— Exercise description —
Retype the material in full, keeping every word the same.
>> Start
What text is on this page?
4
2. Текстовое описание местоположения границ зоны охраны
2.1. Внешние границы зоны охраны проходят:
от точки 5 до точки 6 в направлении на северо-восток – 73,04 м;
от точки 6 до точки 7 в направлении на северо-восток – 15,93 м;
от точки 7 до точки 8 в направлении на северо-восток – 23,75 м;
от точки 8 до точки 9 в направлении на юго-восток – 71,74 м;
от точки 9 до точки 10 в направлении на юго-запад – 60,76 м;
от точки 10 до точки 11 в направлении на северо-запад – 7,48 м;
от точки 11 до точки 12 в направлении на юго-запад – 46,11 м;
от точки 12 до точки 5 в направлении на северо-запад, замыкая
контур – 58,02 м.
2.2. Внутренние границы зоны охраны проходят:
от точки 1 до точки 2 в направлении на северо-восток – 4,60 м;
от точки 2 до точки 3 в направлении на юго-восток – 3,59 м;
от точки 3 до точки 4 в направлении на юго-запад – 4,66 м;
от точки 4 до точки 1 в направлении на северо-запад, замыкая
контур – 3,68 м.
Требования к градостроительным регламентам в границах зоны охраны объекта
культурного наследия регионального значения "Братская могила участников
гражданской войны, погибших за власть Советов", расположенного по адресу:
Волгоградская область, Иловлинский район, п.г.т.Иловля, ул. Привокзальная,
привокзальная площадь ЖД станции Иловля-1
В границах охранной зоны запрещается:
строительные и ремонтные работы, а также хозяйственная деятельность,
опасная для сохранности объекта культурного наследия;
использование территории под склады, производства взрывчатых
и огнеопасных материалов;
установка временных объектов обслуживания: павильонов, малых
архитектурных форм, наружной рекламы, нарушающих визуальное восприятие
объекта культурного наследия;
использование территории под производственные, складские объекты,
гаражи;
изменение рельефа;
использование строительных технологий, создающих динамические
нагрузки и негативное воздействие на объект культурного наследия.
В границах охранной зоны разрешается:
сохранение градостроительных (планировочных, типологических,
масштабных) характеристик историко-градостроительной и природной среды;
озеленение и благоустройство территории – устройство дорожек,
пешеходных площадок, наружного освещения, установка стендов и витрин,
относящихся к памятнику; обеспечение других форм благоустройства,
>> End
— Expected output —
What text is on this page?
4
2. Текстовое описание местоположения границ зоны охраны
2.1. Внешние границы зоны охраны проходят:
от точки 5 до точки 6 в направлении на северо-восток – 73,04 м;
от точки 6 до точки 7 в направлении на северо-восток – 15,93 м;
от точки 7 до точки 8 в направлении на северо-восток – 23,75 м;
от точки 8 до точки 9 в направлении на юго-восток – 71,74 м;
от точки 9 до точки 10 в направлении на юго-запад – 60,76 м;
от точки 10 до точки 11 в направлении на северо-запад – 7,48 м;
от точки 11 до точки 12 в направлении на юго-запад – 46,11 м;
от точки 12 до точки 5 в направлении на северо-запад, замыкая
контур – 58,02 м.
2.2. Внутренние границы зоны охраны проходят:
от точки 1 до точки 2 в направлении на северо-восток – 4,60 м;
от точки 2 до точки 3 в направлении на юго-восток – 3,59 м;
от точки 3 до точки 4 в направлении на юго-запад – 4,66 м;
от точки 4 до точки 1 в направлении на северо-запад, замыкая
контур – 3,68 м.
Требования к градостроительным регламентам в границах зоны охраны объекта
культурного наследия регионального значения "Братская могила участников
гражданской войны, погибших за власть Советов", расположенного по адресу:
Волгоградская область, Иловлинский район, п.г.т.Иловля, ул. Привокзальная,
привокзальная площадь ЖД станции Иловля-1
В границах охранной зоны запрещается:
строительные и ремонтные работы, а также хозяйственная деятельность,
опасная для сохранности объекта культурного наследия;
использование территории под склады, производства взрывчатых
и огнеопасных материалов;
установка временных объектов обслуживания: павильонов, малых
архитектурных форм, наружной рекламы, нарушающих визуальное восприятие
объекта культурного наследия;
использование территории под производственные, складские объекты,
гаражи;
изменение рельефа;
использование строительных технологий, создающих динамические
нагрузки и негативное воздействие на объект культурного наследия.
В границах охранной зоны разрешается:
сохранение градостроительных (планировочных, типологических,
масштабных) характеристик историко-градостроительной и природной среды;
озеленение и благоустройство территории – устройство дорожек,
пешеходных площадок, наружного освещения, установка стендов и витрин,
относящихся к памятнику; обеспечение других форм благоустройства,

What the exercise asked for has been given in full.